*SUPPLIED RECORDS*.
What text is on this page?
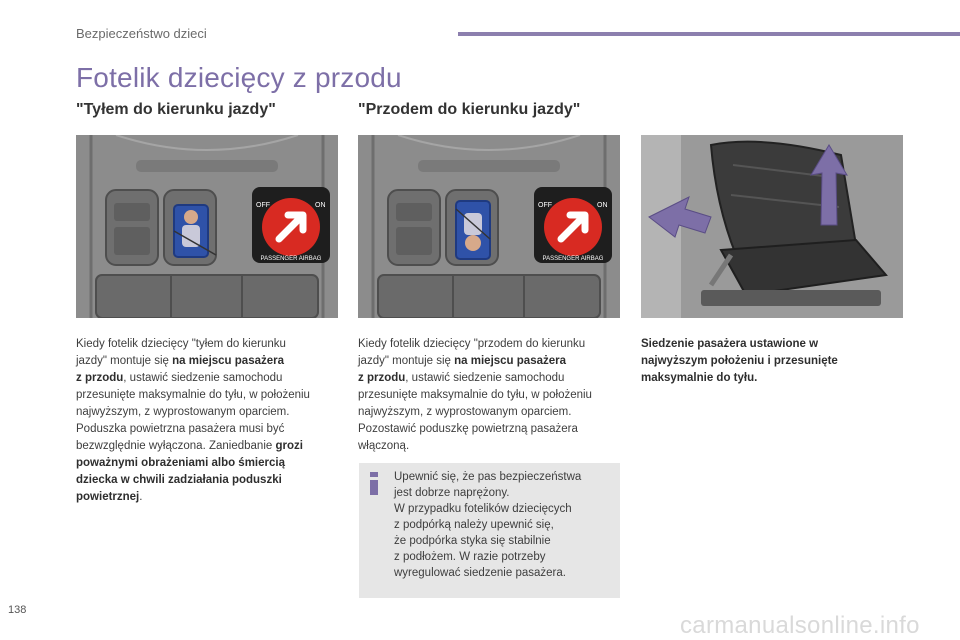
Bezpieczeństwo dzieci
Fotelik dziecięcy z przodu
"Tyłem do kierunku jazdy"	"Przodem do kierunku jazdy"
OFF	ON
PASSENGER AIRBAG
OFF	ON
PASSENGER AIRBAG
Kiedy fotelik dziecięcy "tyłem do kierunku
jazdy" montuje się na miejscu pasażera
z przodu, ustawić siedzenie samochodu
przesunięte maksymalnie do tyłu, w położeniu
najwyższym, z wyprostowanym oparciem.
Poduszka powietrzna pasażera musi być
bezwzględnie wyłączona. Zaniedbanie grozi
poważnymi obrażeniami albo śmiercią
dziecka w chwili zadziałania poduszki
powietrznej.
Kiedy fotelik dziecięcy "przodem do kierunku
jazdy" montuje się na miejscu pasażera
z przodu, ustawić siedzenie samochodu
przesunięte maksymalnie do tyłu, w położeniu
najwyższym, z wyprostowanym oparciem.
Pozostawić poduszkę powietrzną pasażera
włączoną.
Siedzenie pasażera ustawione w
najwyższym położeniu i przesunięte
maksymalnie do tyłu.
Upewnić się, że pas bezpieczeństwa
jest dobrze naprężony.
W przypadku fotelików dziecięcych
z podpórką należy upewnić się,
że podpórka styka się stabilnie
z podłożem. W razie potrzeby
wyregulować siedzenie pasażera.
138
carmanualsonline.info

*REQUIREMENTS*. Reproduce each entry verbatim, excluding any embedded images.

*PROBLEM SOLUTION*.
What text is on this page?
Bezpieczeństwo dzieci
Fotelik dziecięcy z przodu
"Tyłem do kierunku jazdy"	"Przodem do kierunku jazdy"
OFF	ON
PASSENGER AIRBAG
OFF	ON
PASSENGER AIRBAG
Kiedy fotelik dziecięcy "tyłem do kierunku
jazdy" montuje się na miejscu pasażera
z przodu, ustawić siedzenie samochodu
przesunięte maksymalnie do tyłu, w położeniu
najwyższym, z wyprostowanym oparciem.
Poduszka powietrzna pasażera musi być
bezwzględnie wyłączona. Zaniedbanie grozi
poważnymi obrażeniami albo śmiercią
dziecka w chwili zadziałania poduszki
powietrznej.
Kiedy fotelik dziecięcy "przodem do kierunku
jazdy" montuje się na miejscu pasażera
z przodu, ustawić siedzenie samochodu
przesunięte maksymalnie do tyłu, w położeniu
najwyższym, z wyprostowanym oparciem.
Pozostawić poduszkę powietrzną pasażera
włączoną.
Siedzenie pasażera ustawione w
najwyższym położeniu i przesunięte
maksymalnie do tyłu.
Upewnić się, że pas bezpieczeństwa
jest dobrze naprężony.
W przypadku fotelików dziecięcych
z podpórką należy upewnić się,
że podpórka styka się stabilnie
z podłożem. W razie potrzeby
wyregulować siedzenie pasażera.
138
carmanualsonline.info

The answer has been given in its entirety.